GIVEN PROBLEM: Each entry below is to be extracted exactly.

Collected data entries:
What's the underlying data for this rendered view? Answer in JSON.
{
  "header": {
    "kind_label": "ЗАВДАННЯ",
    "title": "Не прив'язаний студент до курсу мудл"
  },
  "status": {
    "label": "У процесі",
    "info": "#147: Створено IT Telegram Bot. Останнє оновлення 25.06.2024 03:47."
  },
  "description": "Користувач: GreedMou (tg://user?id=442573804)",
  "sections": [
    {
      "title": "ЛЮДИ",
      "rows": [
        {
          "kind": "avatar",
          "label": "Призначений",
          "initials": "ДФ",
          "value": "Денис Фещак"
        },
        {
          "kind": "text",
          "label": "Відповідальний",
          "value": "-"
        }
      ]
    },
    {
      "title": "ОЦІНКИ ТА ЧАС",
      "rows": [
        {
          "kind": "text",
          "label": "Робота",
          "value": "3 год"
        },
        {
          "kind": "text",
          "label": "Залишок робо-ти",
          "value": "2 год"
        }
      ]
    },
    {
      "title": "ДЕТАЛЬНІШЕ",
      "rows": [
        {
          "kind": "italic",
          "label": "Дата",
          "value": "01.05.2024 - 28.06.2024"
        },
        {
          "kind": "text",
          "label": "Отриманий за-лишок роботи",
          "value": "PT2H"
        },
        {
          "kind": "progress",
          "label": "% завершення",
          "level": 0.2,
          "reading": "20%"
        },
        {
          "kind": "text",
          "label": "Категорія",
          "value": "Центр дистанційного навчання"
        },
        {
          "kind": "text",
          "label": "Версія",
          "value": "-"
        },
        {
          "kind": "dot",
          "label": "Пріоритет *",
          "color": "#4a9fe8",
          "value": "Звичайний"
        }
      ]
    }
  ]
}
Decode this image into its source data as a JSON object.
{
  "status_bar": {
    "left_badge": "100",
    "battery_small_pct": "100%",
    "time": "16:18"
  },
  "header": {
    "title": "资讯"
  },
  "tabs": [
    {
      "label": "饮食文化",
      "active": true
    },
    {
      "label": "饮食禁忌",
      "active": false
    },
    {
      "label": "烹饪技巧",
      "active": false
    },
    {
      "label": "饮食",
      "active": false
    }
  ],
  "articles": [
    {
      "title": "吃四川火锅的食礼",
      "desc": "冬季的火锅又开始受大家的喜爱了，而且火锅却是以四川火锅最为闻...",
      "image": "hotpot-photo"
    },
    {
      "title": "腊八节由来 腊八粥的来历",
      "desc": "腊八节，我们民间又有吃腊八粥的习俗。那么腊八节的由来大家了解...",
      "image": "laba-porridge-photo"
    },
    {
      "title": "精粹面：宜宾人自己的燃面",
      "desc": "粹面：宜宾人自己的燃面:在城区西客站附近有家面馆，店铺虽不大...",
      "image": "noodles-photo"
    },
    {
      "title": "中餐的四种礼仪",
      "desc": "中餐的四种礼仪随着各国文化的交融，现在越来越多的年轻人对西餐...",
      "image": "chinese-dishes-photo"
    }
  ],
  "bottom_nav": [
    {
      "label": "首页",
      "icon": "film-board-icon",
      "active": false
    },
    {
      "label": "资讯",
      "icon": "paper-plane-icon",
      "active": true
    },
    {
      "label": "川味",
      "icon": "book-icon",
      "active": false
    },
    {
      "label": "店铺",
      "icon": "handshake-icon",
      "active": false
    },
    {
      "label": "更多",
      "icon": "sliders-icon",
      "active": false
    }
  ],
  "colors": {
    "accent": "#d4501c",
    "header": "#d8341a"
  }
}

CORRECT RESPONSE:
What's the underlying data for this rendered view? Answer in JSON.
{
  "header": {
    "kind_label": "ЗАВДАННЯ",
    "title": "Не прив'язаний студент до курсу мудл"
  },
  "status": {
    "label": "У процесі",
    "info": "#147: Створено IT Telegram Bot. Останнє оновлення 25.06.2024 03:47."
  },
  "description": "Користувач: GreedMou (tg://user?id=442573804)",
  "sections": [
    {
      "title": "ЛЮДИ",
      "rows": [
        {
          "kind": "avatar",
          "label": "Призначений",
          "initials": "ДФ",
          "value": "Денис Фещак"
        },
        {
          "kind": "text",
          "label": "Відповідальний",
          "value": "-"
        }
      ]
    },
    {
      "title": "ОЦІНКИ ТА ЧАС",
      "rows": [
        {
          "kind": "text",
          "label": "Робота",
          "value": "3 год"
        },
        {
          "kind": "text",
          "label": "Залишок робо-ти",
          "value": "2 год"
        }
      ]
    },
    {
      "title": "ДЕТАЛЬНІШЕ",
      "rows": [
        {
          "kind": "italic",
          "label": "Дата",
          "value": "01.05.2024 - 28.06.2024"
        },
        {
          "kind": "text",
          "label": "Отриманий за-лишок роботи",
          "value": "PT2H"
        },
        {
          "kind": "progress",
          "label": "% завершення",
          "level": 0.2,
          "reading": "20%"
        },
        {
          "kind": "text",
          "label": "Категорія",
          "value": "Центр дистанційного навчання"
        },
        {
          "kind": "text",
          "label": "Версія",
          "value": "-"
        },
        {
          "kind": "dot",
          "label": "Пріоритет *",
          "color": "#4a9fe8",
          "value": "Звичайний"
        }
      ]
    }
  ]
}
Decode this image into its source data as a JSON object.
{
  "status_bar": {
    "left_badge": "100",
    "battery_small_pct": "100%",
    "time": "16:18"
  },
  "header": {
    "title": "资讯"
  },
  "tabs": [
    {
      "label": "饮食文化",
      "active": true
    },
    {
      "label": "饮食禁忌",
      "active": false
    },
    {
      "label": "烹饪技巧",
      "active": false
    },
    {
      "label": "饮食",
      "active": false
    }
  ],
  "articles": [
    {
      "title": "吃四川火锅的食礼",
      "desc": "冬季的火锅又开始受大家的喜爱了，而且火锅却是以四川火锅最为闻...",
      "image": "hotpot-photo"
    },
    {
      "title": "腊八节由来 腊八粥的来历",
      "desc": "腊八节，我们民间又有吃腊八粥的习俗。那么腊八节的由来大家了解...",
      "image": "laba-porridge-photo"
    },
    {
      "title": "精粹面：宜宾人自己的燃面",
      "desc": "粹面：宜宾人自己的燃面:在城区西客站附近有家面馆，店铺虽不大...",
      "image": "noodles-photo"
    },
    {
      "title": "中餐的四种礼仪",
      "desc": "中餐的四种礼仪随着各国文化的交融，现在越来越多的年轻人对西餐...",
      "image": "chinese-dishes-photo"
    }
  ],
  "bottom_nav": [
    {
      "label": "首页",
      "icon": "film-board-icon",
      "active": false
    },
    {
      "label": "资讯",
      "icon": "paper-plane-icon",
      "active": true
    },
    {
      "label": "川味",
      "icon": "book-icon",
      "active": false
    },
    {
      "label": "店铺",
      "icon": "handshake-icon",
      "active": false
    },
    {
      "label": "更多",
      "icon": "sliders-icon",
      "active": false
    }
  ],
  "colors": {
    "accent": "#d4501c",
    "header": "#d8341a"
  }
}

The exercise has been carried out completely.